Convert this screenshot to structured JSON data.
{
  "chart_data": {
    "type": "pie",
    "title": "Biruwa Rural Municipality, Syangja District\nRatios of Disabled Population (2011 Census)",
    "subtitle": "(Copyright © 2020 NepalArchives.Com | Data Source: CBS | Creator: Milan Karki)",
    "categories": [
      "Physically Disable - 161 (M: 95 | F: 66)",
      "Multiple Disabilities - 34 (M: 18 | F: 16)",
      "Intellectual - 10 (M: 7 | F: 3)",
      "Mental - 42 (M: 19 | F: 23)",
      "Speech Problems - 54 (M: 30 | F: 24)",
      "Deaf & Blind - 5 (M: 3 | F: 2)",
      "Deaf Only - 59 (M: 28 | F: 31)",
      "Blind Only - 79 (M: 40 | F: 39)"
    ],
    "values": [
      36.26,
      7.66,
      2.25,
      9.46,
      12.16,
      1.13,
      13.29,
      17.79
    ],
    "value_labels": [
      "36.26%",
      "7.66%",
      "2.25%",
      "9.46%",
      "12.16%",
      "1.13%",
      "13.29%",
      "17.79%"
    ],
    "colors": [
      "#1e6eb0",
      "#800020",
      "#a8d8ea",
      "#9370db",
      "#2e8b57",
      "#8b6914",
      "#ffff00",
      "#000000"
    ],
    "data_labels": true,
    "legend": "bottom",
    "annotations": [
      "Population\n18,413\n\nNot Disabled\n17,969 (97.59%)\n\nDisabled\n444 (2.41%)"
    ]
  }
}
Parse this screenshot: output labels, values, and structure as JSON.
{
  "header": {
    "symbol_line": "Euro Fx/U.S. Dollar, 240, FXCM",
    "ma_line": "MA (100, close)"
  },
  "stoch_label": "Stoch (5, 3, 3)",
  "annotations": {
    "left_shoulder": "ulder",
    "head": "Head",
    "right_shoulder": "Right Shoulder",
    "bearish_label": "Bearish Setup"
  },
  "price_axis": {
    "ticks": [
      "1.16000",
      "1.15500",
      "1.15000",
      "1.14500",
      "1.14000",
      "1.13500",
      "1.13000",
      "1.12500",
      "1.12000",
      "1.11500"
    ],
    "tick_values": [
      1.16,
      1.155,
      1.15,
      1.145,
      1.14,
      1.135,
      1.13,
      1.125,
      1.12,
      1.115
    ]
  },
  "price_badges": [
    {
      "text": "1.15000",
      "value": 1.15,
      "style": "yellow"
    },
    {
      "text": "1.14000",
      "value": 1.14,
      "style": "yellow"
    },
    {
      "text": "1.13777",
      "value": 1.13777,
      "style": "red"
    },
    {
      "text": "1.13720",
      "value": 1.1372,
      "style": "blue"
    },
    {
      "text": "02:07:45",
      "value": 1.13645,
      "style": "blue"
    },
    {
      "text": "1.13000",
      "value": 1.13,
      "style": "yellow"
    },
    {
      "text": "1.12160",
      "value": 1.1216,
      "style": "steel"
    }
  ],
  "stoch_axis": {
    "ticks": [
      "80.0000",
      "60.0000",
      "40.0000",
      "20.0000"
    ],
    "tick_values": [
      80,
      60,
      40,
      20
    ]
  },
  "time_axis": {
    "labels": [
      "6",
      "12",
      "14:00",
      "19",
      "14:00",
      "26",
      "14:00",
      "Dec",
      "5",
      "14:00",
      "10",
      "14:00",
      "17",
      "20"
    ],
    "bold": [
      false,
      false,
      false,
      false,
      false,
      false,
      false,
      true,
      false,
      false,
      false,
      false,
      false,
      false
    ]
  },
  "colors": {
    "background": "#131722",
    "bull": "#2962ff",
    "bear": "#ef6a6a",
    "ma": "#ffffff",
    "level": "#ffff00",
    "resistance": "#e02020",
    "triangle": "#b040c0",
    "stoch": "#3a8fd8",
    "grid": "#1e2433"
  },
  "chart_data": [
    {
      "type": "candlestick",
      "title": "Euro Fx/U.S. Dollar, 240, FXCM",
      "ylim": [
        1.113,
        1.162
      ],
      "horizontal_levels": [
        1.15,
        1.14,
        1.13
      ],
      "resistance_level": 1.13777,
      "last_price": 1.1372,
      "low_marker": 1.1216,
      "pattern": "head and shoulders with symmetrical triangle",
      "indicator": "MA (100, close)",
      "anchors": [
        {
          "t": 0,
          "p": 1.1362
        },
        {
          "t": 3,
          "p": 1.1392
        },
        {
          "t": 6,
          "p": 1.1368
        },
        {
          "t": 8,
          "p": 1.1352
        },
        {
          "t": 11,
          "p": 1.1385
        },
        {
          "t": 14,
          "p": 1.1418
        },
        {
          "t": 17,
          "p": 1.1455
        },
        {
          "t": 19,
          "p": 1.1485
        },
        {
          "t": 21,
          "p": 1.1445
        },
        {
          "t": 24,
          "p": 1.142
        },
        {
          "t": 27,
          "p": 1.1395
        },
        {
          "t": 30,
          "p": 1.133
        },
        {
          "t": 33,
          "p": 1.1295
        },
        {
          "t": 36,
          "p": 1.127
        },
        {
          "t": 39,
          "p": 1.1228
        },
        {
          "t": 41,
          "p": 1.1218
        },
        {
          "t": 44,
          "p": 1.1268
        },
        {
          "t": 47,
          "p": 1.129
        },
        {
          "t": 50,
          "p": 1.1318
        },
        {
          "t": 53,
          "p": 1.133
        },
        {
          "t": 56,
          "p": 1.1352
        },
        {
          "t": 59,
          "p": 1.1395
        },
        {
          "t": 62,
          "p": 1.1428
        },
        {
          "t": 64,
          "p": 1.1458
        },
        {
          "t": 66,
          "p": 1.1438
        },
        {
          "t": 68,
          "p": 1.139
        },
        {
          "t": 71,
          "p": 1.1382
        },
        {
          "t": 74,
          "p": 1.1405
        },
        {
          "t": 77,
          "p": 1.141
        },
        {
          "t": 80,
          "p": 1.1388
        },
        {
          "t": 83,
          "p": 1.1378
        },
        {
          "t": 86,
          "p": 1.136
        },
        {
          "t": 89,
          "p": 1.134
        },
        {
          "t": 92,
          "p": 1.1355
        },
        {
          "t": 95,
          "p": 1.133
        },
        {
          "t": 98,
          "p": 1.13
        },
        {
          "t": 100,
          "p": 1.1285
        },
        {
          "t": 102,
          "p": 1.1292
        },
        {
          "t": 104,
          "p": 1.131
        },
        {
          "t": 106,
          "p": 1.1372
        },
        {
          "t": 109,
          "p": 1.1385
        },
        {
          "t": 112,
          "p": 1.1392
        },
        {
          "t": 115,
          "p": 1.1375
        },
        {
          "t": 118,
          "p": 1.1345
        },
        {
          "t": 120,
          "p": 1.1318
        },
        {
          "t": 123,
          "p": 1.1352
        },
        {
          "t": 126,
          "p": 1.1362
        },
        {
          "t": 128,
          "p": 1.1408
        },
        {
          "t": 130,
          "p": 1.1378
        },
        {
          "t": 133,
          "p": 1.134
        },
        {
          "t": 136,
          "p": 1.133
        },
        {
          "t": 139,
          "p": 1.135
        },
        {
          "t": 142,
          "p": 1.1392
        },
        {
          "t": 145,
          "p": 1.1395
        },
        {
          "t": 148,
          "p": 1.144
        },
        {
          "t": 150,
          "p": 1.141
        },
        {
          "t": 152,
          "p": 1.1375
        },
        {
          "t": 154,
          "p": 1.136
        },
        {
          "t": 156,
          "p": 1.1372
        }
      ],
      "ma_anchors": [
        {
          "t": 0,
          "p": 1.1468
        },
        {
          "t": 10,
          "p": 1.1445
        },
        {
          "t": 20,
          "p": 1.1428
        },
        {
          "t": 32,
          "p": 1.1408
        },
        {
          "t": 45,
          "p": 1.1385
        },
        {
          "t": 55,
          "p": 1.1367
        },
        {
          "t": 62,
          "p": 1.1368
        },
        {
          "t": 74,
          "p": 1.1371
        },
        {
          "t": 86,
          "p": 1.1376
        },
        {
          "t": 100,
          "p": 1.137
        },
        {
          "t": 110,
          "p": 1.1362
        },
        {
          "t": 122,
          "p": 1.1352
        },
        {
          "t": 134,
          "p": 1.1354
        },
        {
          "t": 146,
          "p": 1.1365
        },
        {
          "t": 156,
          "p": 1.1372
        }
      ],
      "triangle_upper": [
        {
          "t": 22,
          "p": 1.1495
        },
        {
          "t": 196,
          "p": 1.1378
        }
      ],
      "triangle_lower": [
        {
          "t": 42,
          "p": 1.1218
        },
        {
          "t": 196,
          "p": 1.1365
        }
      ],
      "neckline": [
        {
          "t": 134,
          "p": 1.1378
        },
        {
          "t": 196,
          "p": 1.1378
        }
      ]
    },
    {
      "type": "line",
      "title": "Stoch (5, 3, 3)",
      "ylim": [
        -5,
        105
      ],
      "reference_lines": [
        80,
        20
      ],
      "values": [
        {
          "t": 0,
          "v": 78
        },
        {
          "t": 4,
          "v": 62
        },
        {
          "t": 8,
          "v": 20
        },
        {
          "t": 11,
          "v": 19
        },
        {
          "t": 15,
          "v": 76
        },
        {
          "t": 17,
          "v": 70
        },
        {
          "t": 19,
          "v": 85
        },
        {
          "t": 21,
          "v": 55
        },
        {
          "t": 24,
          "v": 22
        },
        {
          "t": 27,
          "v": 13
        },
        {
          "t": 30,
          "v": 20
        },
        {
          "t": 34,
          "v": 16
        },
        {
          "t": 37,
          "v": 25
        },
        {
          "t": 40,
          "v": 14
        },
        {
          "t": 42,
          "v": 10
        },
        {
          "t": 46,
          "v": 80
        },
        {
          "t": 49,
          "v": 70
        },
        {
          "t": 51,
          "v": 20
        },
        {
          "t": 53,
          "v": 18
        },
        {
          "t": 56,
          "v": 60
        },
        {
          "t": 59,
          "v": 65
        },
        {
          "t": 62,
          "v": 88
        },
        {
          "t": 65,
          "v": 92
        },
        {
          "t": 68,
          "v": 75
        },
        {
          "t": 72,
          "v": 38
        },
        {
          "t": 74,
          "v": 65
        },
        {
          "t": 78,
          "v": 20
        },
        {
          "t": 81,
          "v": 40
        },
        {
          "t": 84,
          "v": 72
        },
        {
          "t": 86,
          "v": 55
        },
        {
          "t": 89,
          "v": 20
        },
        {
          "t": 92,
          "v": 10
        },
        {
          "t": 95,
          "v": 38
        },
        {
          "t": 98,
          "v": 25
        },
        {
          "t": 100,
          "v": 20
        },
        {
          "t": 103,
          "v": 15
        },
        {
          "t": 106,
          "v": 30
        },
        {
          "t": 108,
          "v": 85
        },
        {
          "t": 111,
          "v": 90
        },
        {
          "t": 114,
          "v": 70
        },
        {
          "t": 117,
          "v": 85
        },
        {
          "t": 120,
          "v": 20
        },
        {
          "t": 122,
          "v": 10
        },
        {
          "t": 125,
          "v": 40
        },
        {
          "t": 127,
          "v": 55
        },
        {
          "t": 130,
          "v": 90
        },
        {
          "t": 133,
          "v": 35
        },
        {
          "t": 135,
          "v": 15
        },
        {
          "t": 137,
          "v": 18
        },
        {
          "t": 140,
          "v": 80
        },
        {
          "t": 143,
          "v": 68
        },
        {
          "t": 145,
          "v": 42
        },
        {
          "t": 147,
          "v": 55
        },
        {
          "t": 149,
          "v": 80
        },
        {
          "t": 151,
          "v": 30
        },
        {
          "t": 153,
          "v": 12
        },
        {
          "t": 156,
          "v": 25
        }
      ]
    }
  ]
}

WHAT IS ASKED — Check every line of the data above for the string "Only", and copy those that have it.

TASK OUTPUT —
      "Deaf Only - 59 (M: 28 | F: 31)",
      "Blind Only - 79 (M: 40 | F: 39)"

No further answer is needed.